What you will do
Copy out, character for character, the rows from the one containing "309, 350, 322]" through the one containing "240, 602, 253]", and nothing else.

-- start Entries --

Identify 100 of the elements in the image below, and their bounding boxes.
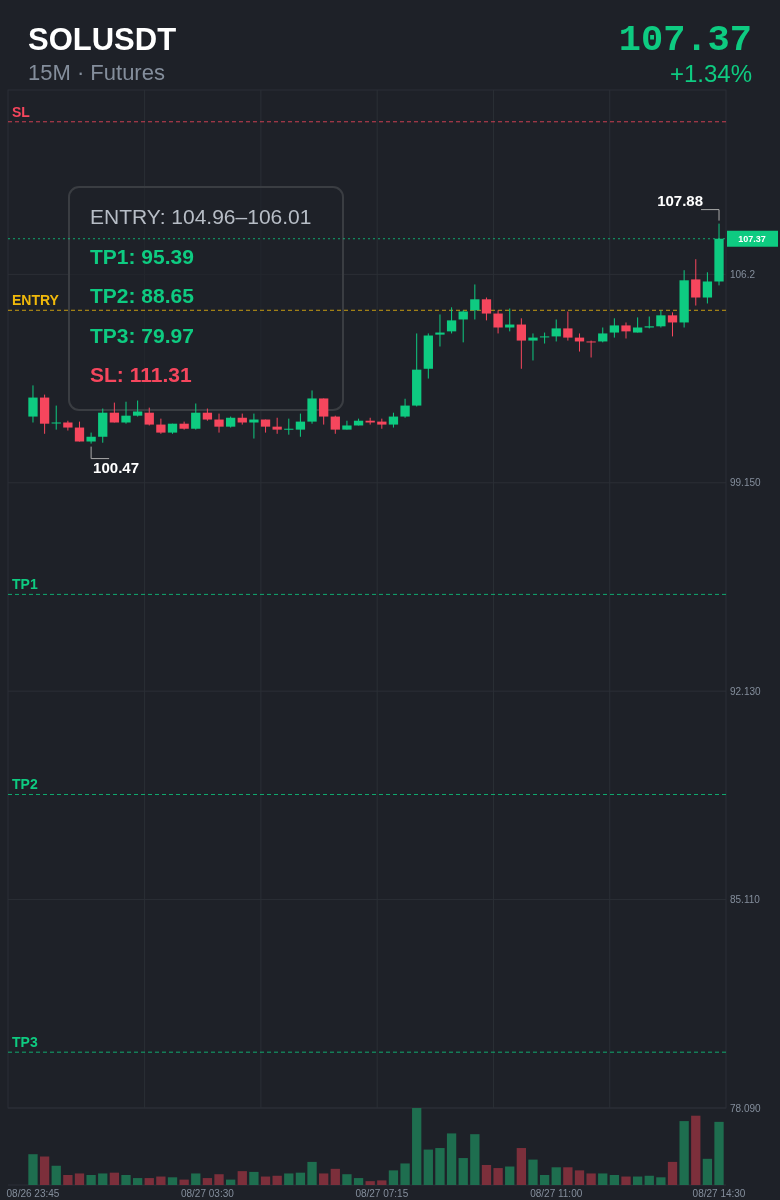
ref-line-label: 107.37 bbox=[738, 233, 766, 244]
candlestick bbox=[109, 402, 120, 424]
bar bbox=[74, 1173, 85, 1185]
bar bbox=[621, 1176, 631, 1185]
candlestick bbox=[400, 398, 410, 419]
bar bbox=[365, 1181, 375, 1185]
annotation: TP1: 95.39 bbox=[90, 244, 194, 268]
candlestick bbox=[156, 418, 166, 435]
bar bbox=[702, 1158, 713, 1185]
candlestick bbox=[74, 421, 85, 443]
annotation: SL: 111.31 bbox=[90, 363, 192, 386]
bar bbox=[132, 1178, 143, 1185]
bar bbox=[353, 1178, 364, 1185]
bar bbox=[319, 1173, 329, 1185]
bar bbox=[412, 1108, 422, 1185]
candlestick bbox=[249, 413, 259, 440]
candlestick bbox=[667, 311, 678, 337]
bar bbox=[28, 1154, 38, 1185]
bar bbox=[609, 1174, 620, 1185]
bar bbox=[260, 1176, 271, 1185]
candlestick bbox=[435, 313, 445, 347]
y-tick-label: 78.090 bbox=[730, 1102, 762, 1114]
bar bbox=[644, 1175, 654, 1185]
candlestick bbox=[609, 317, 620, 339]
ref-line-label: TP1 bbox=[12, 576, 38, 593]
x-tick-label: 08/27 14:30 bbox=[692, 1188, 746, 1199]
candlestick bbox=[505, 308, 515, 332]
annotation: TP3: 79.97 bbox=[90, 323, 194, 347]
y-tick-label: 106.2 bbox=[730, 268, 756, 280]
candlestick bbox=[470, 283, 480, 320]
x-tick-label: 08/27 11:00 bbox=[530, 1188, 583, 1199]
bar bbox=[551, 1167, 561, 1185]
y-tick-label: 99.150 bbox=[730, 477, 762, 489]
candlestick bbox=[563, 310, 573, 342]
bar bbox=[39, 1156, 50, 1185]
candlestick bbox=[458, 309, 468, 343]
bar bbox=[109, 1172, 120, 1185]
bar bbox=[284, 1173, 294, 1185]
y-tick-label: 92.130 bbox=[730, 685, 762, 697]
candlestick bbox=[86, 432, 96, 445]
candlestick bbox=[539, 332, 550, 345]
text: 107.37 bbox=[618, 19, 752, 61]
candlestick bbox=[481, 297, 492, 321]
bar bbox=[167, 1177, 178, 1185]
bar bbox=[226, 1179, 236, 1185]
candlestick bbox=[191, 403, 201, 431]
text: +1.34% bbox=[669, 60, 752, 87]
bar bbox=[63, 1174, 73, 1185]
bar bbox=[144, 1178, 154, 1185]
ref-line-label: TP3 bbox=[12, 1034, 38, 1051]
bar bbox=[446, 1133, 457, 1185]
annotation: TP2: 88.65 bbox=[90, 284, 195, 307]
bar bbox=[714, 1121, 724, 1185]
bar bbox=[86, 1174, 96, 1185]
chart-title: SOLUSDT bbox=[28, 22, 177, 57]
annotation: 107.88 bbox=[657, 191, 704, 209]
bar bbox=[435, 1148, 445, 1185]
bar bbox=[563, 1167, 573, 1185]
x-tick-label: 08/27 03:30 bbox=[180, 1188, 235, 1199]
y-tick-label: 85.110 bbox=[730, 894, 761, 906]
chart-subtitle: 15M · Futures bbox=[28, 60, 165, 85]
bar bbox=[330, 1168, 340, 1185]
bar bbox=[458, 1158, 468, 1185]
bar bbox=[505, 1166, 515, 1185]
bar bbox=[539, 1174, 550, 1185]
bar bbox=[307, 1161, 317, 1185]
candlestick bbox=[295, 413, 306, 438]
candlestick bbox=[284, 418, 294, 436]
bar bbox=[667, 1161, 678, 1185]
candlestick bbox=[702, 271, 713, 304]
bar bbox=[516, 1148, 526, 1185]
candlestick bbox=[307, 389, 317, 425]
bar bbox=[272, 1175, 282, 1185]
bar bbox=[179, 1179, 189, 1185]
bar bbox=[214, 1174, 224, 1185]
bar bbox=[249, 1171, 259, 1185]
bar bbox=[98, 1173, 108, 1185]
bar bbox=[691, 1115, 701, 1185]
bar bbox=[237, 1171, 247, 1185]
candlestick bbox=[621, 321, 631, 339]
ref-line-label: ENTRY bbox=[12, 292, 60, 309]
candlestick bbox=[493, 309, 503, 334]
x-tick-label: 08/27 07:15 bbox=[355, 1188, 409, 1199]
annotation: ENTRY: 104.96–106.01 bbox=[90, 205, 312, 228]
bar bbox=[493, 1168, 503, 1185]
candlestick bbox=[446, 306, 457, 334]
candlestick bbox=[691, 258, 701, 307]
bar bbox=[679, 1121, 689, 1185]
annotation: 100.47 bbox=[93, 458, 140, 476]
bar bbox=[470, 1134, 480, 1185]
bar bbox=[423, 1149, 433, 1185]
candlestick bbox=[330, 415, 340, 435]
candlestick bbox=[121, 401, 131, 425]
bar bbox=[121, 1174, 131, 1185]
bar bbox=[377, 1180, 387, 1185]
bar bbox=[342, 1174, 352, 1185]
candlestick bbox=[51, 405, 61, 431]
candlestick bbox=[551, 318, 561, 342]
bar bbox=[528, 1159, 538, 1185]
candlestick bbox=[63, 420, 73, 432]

-- end Entries --
-- start Entries --

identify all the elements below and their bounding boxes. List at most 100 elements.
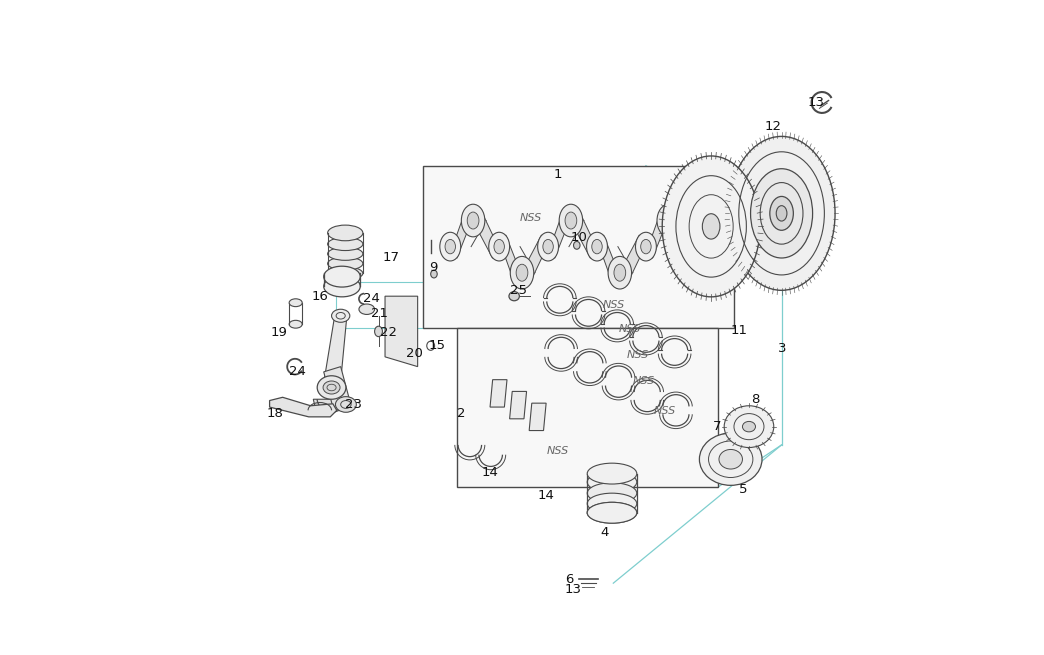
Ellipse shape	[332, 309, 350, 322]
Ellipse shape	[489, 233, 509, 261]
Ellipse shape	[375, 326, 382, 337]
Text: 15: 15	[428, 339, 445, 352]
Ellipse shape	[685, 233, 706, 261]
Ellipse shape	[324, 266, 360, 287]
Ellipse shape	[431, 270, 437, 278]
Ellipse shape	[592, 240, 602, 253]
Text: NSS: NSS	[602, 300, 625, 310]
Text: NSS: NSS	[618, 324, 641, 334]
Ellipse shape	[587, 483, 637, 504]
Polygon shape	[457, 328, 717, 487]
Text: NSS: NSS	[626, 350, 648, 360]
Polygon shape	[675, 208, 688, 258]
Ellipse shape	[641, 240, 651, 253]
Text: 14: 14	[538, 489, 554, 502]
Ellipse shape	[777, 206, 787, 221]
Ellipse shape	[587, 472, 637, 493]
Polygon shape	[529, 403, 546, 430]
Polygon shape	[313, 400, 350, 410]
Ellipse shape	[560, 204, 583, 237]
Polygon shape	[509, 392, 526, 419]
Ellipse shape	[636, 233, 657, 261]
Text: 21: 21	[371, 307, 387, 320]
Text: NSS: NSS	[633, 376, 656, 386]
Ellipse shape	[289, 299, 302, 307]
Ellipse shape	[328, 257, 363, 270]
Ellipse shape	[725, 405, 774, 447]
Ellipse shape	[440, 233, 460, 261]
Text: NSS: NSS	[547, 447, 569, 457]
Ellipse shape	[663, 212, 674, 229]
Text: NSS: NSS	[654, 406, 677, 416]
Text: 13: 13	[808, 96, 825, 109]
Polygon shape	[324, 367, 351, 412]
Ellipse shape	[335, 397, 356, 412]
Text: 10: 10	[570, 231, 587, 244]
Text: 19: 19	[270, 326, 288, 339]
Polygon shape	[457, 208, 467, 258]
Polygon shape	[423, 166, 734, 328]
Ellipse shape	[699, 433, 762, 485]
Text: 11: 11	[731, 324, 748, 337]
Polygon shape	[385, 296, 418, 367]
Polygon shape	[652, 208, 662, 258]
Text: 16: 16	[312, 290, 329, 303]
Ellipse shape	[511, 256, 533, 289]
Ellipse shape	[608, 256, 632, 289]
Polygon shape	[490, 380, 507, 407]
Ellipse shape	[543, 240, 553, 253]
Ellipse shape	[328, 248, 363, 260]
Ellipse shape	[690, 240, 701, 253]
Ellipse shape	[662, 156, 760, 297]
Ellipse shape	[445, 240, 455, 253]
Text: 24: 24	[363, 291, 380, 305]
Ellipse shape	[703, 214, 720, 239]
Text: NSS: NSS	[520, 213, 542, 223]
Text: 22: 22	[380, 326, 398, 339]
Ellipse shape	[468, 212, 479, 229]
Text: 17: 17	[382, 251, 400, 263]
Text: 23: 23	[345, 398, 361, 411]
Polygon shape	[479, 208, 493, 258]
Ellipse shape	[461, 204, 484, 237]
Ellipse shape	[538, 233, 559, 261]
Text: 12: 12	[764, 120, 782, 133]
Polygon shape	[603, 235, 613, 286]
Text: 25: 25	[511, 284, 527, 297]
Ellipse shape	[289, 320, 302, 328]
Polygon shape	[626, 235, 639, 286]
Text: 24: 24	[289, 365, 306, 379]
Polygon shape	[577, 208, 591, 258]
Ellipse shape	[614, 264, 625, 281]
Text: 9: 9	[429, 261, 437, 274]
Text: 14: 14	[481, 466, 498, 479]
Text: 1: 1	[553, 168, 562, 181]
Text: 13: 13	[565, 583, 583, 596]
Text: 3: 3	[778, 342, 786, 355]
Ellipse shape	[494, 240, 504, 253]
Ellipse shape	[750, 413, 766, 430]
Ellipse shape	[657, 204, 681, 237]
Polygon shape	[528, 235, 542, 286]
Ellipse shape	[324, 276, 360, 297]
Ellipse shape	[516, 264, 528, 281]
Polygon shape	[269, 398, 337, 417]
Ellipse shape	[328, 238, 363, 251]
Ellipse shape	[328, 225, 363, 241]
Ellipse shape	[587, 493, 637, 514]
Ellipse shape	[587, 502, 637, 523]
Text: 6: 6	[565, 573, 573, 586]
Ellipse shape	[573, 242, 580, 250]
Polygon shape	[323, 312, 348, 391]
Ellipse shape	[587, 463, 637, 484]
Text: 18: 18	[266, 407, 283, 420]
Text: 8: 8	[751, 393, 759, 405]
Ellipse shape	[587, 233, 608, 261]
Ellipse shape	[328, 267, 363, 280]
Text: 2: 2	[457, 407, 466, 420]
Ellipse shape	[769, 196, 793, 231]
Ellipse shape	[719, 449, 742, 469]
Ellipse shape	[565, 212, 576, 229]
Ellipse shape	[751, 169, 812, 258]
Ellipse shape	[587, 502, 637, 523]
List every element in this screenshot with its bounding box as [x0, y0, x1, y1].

-- end Entries --
-- start Entries --

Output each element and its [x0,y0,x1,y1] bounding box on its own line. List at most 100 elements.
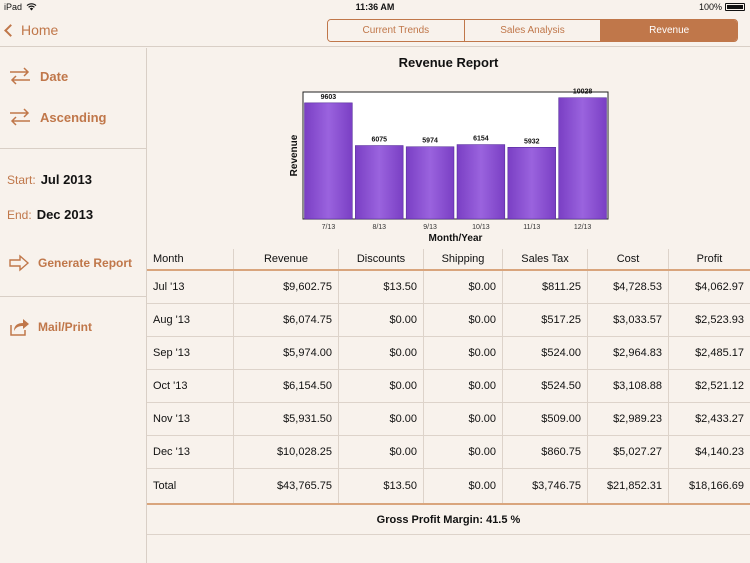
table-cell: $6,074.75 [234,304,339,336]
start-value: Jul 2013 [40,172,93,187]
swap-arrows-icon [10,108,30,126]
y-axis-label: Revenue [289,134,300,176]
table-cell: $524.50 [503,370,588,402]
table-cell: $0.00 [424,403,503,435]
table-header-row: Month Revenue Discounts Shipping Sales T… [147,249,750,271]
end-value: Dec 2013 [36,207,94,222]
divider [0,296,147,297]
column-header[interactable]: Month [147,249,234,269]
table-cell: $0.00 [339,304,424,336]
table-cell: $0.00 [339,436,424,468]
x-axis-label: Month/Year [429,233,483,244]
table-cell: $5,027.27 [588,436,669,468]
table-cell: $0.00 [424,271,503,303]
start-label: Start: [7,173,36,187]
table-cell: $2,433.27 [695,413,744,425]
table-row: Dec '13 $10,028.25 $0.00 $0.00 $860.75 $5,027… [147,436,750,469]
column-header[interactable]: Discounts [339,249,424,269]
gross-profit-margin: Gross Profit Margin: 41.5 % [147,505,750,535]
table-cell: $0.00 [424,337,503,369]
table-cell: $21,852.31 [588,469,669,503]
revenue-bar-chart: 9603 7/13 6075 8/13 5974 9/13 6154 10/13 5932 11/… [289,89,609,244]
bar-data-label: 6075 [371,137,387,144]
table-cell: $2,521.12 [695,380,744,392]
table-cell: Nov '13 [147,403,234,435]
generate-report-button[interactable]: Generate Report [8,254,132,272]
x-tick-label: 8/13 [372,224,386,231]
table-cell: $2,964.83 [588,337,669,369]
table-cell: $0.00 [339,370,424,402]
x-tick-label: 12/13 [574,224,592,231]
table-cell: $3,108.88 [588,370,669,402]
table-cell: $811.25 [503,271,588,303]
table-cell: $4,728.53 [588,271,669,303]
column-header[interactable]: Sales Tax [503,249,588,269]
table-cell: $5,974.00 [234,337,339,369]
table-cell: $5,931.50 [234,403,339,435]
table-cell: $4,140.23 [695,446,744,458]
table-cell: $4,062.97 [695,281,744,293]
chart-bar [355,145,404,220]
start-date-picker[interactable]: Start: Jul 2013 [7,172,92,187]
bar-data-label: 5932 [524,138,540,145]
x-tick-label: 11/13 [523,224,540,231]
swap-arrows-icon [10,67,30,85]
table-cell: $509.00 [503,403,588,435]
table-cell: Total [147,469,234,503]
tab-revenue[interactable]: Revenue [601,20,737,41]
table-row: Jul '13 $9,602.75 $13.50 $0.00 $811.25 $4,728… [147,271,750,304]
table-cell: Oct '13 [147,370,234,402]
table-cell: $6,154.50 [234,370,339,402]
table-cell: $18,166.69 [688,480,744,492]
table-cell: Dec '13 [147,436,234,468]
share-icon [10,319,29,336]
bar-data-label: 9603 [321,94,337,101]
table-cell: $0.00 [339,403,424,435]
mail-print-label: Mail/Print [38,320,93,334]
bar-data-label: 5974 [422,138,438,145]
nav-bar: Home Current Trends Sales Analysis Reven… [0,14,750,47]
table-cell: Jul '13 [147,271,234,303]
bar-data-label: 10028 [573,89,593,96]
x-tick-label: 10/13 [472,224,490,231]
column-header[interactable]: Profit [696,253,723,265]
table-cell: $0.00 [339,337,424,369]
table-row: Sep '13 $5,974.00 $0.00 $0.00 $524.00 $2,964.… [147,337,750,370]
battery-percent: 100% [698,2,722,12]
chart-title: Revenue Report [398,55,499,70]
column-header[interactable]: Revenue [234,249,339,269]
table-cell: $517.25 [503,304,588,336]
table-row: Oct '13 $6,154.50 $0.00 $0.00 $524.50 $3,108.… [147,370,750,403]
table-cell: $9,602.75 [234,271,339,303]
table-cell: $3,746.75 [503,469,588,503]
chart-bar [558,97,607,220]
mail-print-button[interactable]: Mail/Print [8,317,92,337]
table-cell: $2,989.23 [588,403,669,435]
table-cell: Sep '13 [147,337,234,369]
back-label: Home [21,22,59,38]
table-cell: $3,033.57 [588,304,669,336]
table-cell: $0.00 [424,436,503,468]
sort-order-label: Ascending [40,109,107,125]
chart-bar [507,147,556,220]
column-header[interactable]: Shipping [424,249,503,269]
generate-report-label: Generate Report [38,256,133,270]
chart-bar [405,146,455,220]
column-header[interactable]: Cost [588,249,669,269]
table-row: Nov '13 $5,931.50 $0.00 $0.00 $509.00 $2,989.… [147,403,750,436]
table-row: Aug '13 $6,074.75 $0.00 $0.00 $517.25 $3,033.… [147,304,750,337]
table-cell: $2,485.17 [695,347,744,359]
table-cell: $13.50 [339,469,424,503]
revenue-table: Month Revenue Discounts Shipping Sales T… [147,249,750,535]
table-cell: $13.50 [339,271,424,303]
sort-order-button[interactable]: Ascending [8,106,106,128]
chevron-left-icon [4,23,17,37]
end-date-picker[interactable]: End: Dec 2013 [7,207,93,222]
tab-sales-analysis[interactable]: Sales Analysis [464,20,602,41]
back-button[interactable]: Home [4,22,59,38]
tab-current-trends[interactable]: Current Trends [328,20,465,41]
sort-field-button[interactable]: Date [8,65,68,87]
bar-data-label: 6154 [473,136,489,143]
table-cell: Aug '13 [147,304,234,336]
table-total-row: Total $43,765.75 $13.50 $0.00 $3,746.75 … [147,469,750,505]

-- end Entries --

Response to the exercise
Ellipse shape	[332, 309, 350, 322]
Ellipse shape	[489, 233, 509, 261]
Ellipse shape	[375, 326, 382, 337]
Text: 15: 15	[428, 339, 445, 352]
Ellipse shape	[685, 233, 706, 261]
Ellipse shape	[324, 266, 360, 287]
Ellipse shape	[431, 270, 437, 278]
Ellipse shape	[592, 240, 602, 253]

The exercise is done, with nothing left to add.